DO THIS >> Give the material from its first line up to and including the line with "question-4-3-instruction: (用加点的词语写句子) —" as a Markdown table with the columns No. and Line. Number each row and leave out any blank lines.

Element location data:
————————

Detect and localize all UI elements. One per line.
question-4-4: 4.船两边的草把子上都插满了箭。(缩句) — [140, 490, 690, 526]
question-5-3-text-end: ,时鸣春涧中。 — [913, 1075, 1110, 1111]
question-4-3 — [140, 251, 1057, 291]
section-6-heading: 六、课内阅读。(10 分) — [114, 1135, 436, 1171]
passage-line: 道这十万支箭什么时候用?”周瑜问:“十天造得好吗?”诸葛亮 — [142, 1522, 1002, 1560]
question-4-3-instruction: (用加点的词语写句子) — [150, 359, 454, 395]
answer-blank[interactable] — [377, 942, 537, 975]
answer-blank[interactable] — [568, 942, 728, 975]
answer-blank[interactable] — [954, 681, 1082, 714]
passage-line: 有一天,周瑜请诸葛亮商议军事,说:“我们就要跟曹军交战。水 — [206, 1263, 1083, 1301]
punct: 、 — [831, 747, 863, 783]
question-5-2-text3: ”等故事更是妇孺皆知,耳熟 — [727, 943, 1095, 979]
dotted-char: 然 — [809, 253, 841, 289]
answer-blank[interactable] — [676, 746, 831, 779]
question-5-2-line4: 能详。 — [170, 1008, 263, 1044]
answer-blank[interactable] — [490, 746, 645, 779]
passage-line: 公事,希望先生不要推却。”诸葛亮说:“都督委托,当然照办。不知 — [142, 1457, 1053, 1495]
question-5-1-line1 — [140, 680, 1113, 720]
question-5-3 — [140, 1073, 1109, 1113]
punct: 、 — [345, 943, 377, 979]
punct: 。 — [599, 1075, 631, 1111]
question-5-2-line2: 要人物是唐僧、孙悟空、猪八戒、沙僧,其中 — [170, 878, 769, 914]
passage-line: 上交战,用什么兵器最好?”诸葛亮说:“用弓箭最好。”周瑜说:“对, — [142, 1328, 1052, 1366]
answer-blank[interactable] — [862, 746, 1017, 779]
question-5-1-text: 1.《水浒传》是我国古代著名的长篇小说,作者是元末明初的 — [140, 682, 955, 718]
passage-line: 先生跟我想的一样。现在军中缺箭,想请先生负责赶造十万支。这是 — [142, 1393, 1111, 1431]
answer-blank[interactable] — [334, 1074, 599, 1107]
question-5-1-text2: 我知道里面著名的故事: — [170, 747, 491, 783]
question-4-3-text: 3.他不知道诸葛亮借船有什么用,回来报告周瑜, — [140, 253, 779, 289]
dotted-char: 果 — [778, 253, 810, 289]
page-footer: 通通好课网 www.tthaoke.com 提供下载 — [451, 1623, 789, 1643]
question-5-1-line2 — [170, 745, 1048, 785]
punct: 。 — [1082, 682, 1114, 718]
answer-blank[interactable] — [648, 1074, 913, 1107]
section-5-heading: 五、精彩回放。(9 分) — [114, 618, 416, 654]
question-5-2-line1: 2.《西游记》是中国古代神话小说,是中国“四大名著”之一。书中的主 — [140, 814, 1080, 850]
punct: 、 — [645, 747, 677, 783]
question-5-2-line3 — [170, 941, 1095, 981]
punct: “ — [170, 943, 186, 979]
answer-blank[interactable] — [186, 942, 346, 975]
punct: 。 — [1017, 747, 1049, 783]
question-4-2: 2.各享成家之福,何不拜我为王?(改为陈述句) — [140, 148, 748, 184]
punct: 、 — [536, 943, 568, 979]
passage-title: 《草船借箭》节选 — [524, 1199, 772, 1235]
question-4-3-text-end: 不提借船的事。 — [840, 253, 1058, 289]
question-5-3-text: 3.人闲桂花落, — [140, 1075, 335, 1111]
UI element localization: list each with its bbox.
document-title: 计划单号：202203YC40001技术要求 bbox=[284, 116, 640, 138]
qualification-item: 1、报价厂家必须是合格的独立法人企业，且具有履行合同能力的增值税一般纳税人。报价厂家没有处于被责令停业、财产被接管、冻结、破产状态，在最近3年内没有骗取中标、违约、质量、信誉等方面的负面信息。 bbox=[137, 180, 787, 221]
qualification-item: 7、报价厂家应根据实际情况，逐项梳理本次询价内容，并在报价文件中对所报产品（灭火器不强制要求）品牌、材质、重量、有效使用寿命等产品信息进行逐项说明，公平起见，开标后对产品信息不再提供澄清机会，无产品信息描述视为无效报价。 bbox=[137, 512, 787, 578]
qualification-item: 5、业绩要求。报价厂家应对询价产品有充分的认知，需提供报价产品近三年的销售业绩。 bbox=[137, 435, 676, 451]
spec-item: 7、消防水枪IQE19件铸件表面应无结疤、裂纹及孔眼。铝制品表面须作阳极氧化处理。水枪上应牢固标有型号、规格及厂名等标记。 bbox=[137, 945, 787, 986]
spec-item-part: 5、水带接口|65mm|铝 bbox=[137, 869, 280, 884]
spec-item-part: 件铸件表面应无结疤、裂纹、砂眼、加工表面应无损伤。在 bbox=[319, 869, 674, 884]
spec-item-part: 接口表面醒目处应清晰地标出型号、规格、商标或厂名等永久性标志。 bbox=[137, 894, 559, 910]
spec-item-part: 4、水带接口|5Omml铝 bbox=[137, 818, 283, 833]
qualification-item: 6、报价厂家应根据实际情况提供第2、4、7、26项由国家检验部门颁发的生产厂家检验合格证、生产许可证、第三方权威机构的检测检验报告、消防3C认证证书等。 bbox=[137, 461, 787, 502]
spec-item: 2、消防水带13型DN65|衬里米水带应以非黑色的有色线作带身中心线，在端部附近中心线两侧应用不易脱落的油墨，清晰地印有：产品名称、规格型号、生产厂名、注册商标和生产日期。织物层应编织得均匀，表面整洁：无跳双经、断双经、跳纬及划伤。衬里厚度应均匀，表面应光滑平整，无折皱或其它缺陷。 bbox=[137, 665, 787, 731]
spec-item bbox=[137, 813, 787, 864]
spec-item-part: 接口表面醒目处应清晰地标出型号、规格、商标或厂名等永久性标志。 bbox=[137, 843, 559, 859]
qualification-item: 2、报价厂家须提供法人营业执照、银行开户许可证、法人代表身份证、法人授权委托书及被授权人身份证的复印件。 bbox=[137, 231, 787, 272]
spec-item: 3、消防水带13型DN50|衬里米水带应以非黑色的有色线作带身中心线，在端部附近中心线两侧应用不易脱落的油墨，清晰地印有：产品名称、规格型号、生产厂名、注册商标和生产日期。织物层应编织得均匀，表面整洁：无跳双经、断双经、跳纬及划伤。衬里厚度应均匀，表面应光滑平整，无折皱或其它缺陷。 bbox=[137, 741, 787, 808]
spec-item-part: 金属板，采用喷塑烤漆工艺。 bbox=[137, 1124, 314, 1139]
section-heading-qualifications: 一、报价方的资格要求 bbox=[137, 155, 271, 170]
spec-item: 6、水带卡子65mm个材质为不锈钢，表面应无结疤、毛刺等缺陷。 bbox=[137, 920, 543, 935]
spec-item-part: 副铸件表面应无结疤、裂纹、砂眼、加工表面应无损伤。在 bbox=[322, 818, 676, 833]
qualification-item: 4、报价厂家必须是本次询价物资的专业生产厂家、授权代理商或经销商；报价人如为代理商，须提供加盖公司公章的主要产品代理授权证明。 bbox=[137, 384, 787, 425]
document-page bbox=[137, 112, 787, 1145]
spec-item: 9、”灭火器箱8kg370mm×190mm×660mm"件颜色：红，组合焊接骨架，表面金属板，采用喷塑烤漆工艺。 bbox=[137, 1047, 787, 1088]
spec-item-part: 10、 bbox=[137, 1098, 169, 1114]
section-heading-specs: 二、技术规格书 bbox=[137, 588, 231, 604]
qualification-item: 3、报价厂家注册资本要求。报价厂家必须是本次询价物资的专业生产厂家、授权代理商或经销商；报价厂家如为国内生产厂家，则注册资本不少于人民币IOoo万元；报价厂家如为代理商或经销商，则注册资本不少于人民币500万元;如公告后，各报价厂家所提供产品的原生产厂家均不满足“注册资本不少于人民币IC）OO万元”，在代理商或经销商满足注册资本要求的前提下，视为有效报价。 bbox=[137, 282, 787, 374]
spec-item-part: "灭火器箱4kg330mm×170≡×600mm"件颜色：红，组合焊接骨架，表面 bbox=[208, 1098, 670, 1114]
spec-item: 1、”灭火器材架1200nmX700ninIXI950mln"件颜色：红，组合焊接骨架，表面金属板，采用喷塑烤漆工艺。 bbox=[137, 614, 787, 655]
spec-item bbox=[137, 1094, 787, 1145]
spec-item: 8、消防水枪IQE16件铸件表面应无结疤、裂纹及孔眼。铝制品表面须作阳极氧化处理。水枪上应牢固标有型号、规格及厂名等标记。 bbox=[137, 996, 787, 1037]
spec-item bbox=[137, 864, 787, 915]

————————

EXPECTED ANSWER >>
| No. | Line |
|---|---|
| 1 | Detect and localize all UI elements. One per line. |
| 2 | question-4-4: 4.船两边的草把子上都插满了箭。(缩句) — [140, 490, 690, 526] |
| 3 | question-5-3-text-end: ,时鸣春涧中。 — [913, 1075, 1110, 1111] |
| 4 | question-4-3 — [140, 251, 1057, 291] |
| 5 | section-6-heading: 六、课内阅读。(10 分) — [114, 1135, 436, 1171] |
| 6 | passage-line: 道这十万支箭什么时候用?”周瑜问:“十天造得好吗?”诸葛亮 — [142, 1522, 1002, 1560] |
| 7 | question-4-3-instruction: (用加点的词语写句子) — [150, 359, 454, 395] |